#### Input

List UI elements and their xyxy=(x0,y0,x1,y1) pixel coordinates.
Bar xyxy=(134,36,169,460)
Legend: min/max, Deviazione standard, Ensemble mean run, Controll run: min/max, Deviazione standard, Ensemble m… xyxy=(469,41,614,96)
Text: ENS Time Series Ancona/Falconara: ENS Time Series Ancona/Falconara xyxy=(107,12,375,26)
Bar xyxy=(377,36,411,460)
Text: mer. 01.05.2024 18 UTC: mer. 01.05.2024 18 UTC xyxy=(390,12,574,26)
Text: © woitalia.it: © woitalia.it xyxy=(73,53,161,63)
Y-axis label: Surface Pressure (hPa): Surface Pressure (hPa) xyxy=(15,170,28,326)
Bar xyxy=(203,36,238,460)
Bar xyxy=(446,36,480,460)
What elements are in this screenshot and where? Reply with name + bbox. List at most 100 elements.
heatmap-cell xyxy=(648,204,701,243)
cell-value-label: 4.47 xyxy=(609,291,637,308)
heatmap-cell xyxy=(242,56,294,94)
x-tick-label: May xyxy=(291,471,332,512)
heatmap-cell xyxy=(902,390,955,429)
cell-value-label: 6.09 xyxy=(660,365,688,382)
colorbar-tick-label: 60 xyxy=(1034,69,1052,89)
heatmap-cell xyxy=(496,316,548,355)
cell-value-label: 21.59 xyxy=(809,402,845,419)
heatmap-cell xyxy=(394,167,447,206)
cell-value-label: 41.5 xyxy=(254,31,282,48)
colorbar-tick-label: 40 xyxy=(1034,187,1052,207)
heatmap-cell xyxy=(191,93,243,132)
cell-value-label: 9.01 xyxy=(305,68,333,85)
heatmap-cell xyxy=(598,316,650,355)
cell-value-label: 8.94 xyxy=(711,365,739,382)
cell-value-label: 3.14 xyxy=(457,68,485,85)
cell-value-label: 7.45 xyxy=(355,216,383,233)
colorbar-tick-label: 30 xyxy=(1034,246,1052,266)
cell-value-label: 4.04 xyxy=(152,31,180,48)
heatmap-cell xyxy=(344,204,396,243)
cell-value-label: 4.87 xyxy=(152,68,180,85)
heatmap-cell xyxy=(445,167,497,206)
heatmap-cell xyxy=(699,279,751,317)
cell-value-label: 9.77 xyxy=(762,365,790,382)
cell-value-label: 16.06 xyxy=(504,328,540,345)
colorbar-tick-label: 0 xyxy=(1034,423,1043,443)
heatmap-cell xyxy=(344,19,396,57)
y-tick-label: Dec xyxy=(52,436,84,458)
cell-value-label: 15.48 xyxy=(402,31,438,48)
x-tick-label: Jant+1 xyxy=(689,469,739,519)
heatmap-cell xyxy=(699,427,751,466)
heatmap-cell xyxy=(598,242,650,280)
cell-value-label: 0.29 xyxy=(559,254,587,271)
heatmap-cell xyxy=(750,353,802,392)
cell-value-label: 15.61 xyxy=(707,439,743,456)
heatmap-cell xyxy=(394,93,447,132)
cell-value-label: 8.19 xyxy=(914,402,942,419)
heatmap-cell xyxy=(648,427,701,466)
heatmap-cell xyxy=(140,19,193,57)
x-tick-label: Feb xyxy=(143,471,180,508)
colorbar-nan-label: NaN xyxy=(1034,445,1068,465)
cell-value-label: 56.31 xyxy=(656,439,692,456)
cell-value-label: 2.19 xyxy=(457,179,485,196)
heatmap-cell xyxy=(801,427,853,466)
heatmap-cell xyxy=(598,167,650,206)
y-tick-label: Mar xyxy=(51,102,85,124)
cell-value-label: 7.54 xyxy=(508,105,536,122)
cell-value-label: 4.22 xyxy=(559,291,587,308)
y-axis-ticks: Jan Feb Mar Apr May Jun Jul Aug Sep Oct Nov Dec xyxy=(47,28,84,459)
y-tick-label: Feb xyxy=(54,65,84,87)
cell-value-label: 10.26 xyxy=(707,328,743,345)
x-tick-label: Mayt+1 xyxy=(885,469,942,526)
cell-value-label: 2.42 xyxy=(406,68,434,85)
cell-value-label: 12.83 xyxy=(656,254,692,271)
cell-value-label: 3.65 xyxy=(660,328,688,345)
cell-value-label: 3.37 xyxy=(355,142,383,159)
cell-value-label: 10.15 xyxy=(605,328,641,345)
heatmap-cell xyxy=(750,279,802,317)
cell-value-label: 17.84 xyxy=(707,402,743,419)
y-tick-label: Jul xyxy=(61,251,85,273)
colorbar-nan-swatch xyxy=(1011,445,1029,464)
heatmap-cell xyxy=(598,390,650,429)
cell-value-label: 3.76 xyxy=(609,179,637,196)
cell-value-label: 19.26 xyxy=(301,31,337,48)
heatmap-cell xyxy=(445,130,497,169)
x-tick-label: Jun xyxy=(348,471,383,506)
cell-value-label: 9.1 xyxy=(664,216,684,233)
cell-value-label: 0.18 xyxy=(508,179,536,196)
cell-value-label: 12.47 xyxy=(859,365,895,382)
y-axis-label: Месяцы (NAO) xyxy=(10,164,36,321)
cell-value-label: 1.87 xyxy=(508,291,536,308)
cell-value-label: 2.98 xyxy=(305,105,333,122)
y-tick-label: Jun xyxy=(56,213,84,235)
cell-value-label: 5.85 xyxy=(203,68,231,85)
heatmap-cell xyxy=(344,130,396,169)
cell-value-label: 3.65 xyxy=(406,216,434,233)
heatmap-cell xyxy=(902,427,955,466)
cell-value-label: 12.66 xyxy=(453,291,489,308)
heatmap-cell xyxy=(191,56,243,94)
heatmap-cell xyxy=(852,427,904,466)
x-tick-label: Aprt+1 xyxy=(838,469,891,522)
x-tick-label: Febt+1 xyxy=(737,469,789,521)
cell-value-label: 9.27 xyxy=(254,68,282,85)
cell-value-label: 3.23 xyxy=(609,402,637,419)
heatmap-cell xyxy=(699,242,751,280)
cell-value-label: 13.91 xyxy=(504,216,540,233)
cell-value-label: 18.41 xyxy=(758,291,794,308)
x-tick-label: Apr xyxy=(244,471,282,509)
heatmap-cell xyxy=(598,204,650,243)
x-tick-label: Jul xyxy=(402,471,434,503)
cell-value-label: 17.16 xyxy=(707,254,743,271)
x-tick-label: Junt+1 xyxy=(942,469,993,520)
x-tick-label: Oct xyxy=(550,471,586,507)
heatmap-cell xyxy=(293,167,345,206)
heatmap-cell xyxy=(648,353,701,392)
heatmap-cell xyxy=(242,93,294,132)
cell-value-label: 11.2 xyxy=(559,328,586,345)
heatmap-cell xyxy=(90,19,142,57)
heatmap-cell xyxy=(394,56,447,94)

########

Aim of the task
Extract every line of the records above and reproduce each one verbatim, in its original order.

Exercise solution
List UI elements and their xyxy=(x0,y0,x1,y1) pixel coordinates.
Bar xyxy=(134,36,169,460)
Legend: min/max, Deviazione standard, Ensemble mean run, Controll run: min/max, Deviazione standard, Ensemble m… xyxy=(469,41,614,96)
Text: ENS Time Series Ancona/Falconara: ENS Time Series Ancona/Falconara xyxy=(107,12,375,26)
Bar xyxy=(377,36,411,460)
Text: mer. 01.05.2024 18 UTC: mer. 01.05.2024 18 UTC xyxy=(390,12,574,26)
Text: © woitalia.it: © woitalia.it xyxy=(73,53,161,63)
Y-axis label: Surface Pressure (hPa): Surface Pressure (hPa) xyxy=(15,170,28,326)
Bar xyxy=(203,36,238,460)
Bar xyxy=(446,36,480,460)
What elements are in this screenshot and where? Reply with name + bbox. List at most 100 elements.
heatmap-cell xyxy=(648,204,701,243)
cell-value-label: 4.47 xyxy=(609,291,637,308)
heatmap-cell xyxy=(242,56,294,94)
x-tick-label: May xyxy=(291,471,332,512)
heatmap-cell xyxy=(902,390,955,429)
cell-value-label: 6.09 xyxy=(660,365,688,382)
colorbar-tick-label: 60 xyxy=(1034,69,1052,89)
heatmap-cell xyxy=(496,316,548,355)
cell-value-label: 21.59 xyxy=(809,402,845,419)
heatmap-cell xyxy=(394,167,447,206)
cell-value-label: 41.5 xyxy=(254,31,282,48)
colorbar-tick-label: 40 xyxy=(1034,187,1052,207)
heatmap-cell xyxy=(191,93,243,132)
cell-value-label: 9.01 xyxy=(305,68,333,85)
heatmap-cell xyxy=(598,316,650,355)
cell-value-label: 8.94 xyxy=(711,365,739,382)
cell-value-label: 3.14 xyxy=(457,68,485,85)
cell-value-label: 7.45 xyxy=(355,216,383,233)
colorbar-tick-label: 30 xyxy=(1034,246,1052,266)
cell-value-label: 4.04 xyxy=(152,31,180,48)
heatmap-cell xyxy=(344,204,396,243)
cell-value-label: 4.87 xyxy=(152,68,180,85)
heatmap-cell xyxy=(445,167,497,206)
heatmap-cell xyxy=(699,279,751,317)
cell-value-label: 9.77 xyxy=(762,365,790,382)
cell-value-label: 16.06 xyxy=(504,328,540,345)
colorbar-tick-label: 0 xyxy=(1034,423,1043,443)
heatmap-cell xyxy=(344,19,396,57)
y-tick-label: Dec xyxy=(52,436,84,458)
cell-value-label: 15.48 xyxy=(402,31,438,48)
x-tick-label: Jant+1 xyxy=(689,469,739,519)
heatmap-cell xyxy=(699,427,751,466)
heatmap-cell xyxy=(598,242,650,280)
cell-value-label: 0.29 xyxy=(559,254,587,271)
heatmap-cell xyxy=(750,353,802,392)
cell-value-label: 15.61 xyxy=(707,439,743,456)
heatmap-cell xyxy=(394,93,447,132)
cell-value-label: 8.19 xyxy=(914,402,942,419)
heatmap-cell xyxy=(648,427,701,466)
heatmap-cell xyxy=(140,19,193,57)
x-tick-label: Feb xyxy=(143,471,180,508)
colorbar-nan-label: NaN xyxy=(1034,445,1068,465)
cell-value-label: 56.31 xyxy=(656,439,692,456)
cell-value-label: 2.19 xyxy=(457,179,485,196)
heatmap-cell xyxy=(801,427,853,466)
heatmap-cell xyxy=(598,167,650,206)
y-tick-label: Mar xyxy=(51,102,85,124)
cell-value-label: 7.54 xyxy=(508,105,536,122)
cell-value-label: 4.22 xyxy=(559,291,587,308)
y-axis-ticks: Jan Feb Mar Apr May Jun Jul Aug Sep Oct Nov Dec xyxy=(47,28,84,459)
y-tick-label: Feb xyxy=(54,65,84,87)
cell-value-label: 10.26 xyxy=(707,328,743,345)
x-tick-label: Mayt+1 xyxy=(885,469,942,526)
cell-value-label: 2.42 xyxy=(406,68,434,85)
cell-value-label: 12.83 xyxy=(656,254,692,271)
cell-value-label: 3.65 xyxy=(660,328,688,345)
cell-value-label: 3.37 xyxy=(355,142,383,159)
cell-value-label: 10.15 xyxy=(605,328,641,345)
heatmap-cell xyxy=(750,279,802,317)
cell-value-label: 17.84 xyxy=(707,402,743,419)
y-tick-label: Jul xyxy=(61,251,85,273)
colorbar-nan-swatch xyxy=(1011,445,1029,464)
heatmap-cell xyxy=(598,390,650,429)
cell-value-label: 3.76 xyxy=(609,179,637,196)
cell-value-label: 19.26 xyxy=(301,31,337,48)
heatmap-cell xyxy=(445,130,497,169)
x-tick-label: Jun xyxy=(348,471,383,506)
cell-value-label: 9.1 xyxy=(664,216,684,233)
cell-value-label: 0.18 xyxy=(508,179,536,196)
cell-value-label: 12.47 xyxy=(859,365,895,382)
y-axis-label: Месяцы (NAO) xyxy=(10,164,36,321)
cell-value-label: 1.87 xyxy=(508,291,536,308)
cell-value-label: 2.98 xyxy=(305,105,333,122)
y-tick-label: Jun xyxy=(56,213,84,235)
cell-value-label: 5.85 xyxy=(203,68,231,85)
heatmap-cell xyxy=(344,130,396,169)
cell-value-label: 3.65 xyxy=(406,216,434,233)
heatmap-cell xyxy=(902,427,955,466)
cell-value-label: 12.66 xyxy=(453,291,489,308)
heatmap-cell xyxy=(191,56,243,94)
heatmap-cell xyxy=(852,427,904,466)
x-tick-label: Aprt+1 xyxy=(838,469,891,522)
x-tick-label: Febt+1 xyxy=(737,469,789,521)
cell-value-label: 9.27 xyxy=(254,68,282,85)
cell-value-label: 3.23 xyxy=(609,402,637,419)
heatmap-cell xyxy=(699,242,751,280)
cell-value-label: 13.91 xyxy=(504,216,540,233)
cell-value-label: 18.41 xyxy=(758,291,794,308)
x-tick-label: Apr xyxy=(244,471,282,509)
heatmap-cell xyxy=(598,204,650,243)
x-tick-label: Jul xyxy=(402,471,434,503)
cell-value-label: 17.16 xyxy=(707,254,743,271)
x-tick-label: Junt+1 xyxy=(942,469,993,520)
x-tick-label: Oct xyxy=(550,471,586,507)
heatmap-cell xyxy=(293,167,345,206)
heatmap-cell xyxy=(648,353,701,392)
heatmap-cell xyxy=(242,93,294,132)
cell-value-label: 11.2 xyxy=(559,328,586,345)
heatmap-cell xyxy=(90,19,142,57)
heatmap-cell xyxy=(394,56,447,94)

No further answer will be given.